*What this task involves*
Below are the records; collect from them each line containing the string "SynchronousPart".

*Data shown*

▬▬▬▬▬▬▬▬▬▬

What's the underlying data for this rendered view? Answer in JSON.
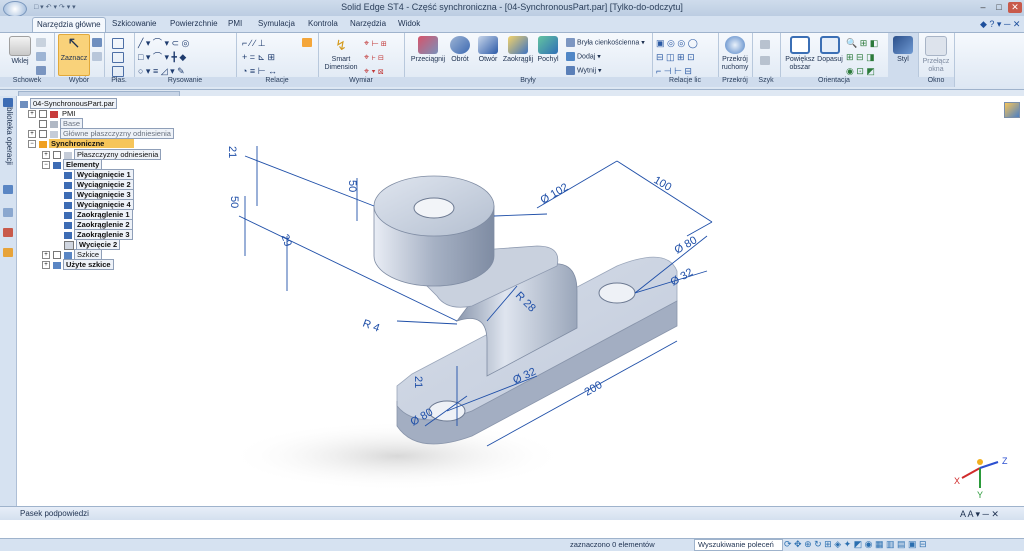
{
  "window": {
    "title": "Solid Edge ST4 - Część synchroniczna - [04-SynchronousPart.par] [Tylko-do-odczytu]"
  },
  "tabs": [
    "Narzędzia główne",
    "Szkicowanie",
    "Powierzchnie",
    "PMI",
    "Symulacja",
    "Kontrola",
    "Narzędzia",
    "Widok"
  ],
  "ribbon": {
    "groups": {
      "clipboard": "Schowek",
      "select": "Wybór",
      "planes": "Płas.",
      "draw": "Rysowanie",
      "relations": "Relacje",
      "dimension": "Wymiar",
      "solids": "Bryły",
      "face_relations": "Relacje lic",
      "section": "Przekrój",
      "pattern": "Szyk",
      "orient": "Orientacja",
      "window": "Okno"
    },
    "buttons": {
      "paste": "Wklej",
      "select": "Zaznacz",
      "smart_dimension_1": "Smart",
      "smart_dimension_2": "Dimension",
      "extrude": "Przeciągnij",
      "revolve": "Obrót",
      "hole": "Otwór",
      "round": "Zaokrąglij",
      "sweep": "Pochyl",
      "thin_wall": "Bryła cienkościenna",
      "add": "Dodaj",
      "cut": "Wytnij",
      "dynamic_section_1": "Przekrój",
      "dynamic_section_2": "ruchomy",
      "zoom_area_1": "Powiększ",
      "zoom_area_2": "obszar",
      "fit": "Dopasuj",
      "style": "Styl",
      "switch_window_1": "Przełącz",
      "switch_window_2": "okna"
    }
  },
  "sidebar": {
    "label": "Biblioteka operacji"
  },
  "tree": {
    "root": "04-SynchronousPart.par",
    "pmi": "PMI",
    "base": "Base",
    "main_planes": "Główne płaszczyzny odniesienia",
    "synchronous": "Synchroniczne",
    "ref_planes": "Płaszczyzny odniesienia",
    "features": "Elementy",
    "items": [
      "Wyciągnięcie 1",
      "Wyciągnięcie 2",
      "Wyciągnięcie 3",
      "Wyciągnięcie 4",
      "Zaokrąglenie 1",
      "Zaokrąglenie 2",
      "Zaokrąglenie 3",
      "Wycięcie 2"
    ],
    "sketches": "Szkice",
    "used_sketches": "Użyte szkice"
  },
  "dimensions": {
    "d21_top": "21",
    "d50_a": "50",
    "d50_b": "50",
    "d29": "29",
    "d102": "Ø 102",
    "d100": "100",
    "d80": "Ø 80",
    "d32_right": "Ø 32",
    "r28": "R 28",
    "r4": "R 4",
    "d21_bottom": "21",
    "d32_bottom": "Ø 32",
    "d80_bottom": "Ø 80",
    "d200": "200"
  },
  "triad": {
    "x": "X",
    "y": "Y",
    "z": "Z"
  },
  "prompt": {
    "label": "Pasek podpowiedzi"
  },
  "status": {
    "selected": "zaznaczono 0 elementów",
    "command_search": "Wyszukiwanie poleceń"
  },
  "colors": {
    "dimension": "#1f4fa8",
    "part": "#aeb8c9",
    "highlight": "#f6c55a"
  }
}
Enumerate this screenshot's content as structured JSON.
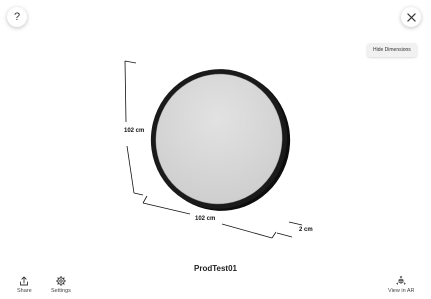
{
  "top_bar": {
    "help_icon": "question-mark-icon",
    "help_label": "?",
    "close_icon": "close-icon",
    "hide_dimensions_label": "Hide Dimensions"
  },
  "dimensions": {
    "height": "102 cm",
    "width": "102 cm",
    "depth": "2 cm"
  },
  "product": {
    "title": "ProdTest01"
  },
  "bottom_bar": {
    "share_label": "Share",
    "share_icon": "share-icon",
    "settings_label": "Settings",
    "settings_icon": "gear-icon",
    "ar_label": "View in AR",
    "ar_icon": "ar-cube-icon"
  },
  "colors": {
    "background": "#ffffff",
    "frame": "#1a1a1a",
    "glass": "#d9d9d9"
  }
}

▬▬▬▬▬▬▬▬▬▬

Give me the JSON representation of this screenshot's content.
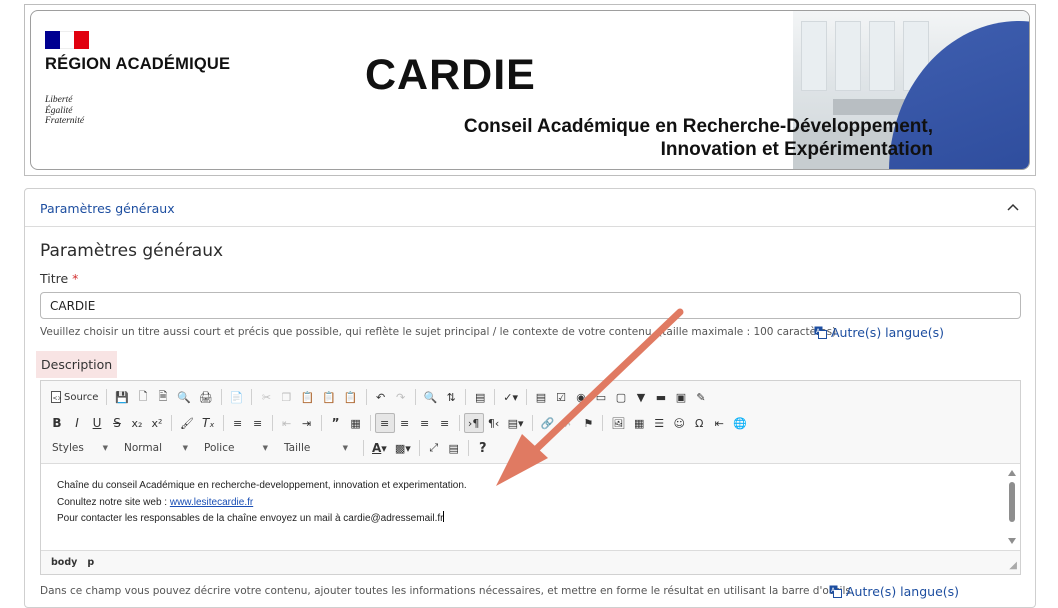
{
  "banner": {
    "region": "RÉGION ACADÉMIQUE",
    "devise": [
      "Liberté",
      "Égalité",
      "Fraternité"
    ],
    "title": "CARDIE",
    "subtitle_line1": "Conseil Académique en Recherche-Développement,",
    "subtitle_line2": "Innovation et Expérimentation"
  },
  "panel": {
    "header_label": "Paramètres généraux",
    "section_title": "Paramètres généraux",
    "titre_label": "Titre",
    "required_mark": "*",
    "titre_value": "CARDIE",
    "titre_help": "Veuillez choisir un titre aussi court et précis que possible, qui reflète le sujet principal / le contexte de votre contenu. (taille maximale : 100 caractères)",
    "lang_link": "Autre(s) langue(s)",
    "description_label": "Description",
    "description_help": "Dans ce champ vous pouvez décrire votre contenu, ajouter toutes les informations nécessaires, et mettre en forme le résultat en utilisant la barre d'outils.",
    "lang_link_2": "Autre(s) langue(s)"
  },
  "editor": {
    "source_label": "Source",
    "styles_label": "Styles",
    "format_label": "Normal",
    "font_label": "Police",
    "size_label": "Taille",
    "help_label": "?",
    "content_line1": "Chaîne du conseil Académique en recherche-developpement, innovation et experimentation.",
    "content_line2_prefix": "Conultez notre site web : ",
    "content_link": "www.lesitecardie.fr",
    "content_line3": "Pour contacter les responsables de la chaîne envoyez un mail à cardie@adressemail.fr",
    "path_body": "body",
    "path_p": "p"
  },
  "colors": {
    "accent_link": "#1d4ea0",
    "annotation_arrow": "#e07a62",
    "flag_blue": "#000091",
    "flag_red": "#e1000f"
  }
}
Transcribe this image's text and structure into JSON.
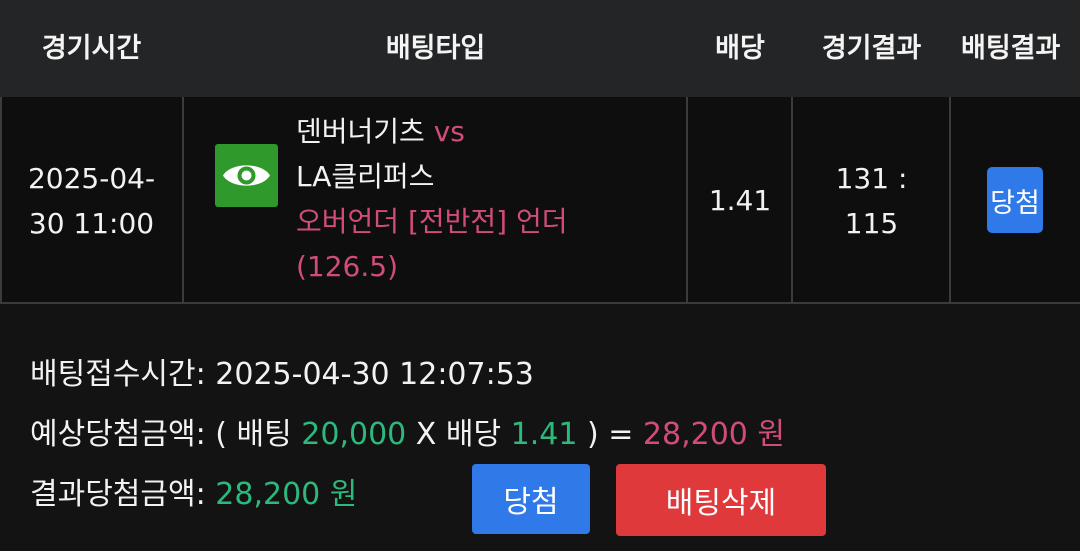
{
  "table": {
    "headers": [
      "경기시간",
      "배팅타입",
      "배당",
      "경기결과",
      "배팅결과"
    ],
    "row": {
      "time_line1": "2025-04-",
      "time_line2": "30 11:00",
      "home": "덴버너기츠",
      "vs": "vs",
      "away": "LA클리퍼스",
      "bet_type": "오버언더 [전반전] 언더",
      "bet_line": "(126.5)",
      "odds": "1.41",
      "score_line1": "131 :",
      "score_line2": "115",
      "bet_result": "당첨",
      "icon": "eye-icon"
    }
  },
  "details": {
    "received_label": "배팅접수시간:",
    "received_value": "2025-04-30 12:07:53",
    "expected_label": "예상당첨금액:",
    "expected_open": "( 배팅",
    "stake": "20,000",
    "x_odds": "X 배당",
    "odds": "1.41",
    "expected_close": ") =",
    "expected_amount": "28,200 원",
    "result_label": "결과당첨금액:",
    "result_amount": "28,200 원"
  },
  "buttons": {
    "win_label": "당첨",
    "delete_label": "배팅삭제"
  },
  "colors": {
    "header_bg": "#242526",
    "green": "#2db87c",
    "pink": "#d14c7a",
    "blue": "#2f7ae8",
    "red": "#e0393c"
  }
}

▬▬▬▬▬▬▬▬▬▬

*The result*
    "title": "Solid Edge ST4 - Część synchroniczna - [04-SynchronousPart.par] [Tylko-do-odczytu]"
    "root": "04-SynchronousPart.par",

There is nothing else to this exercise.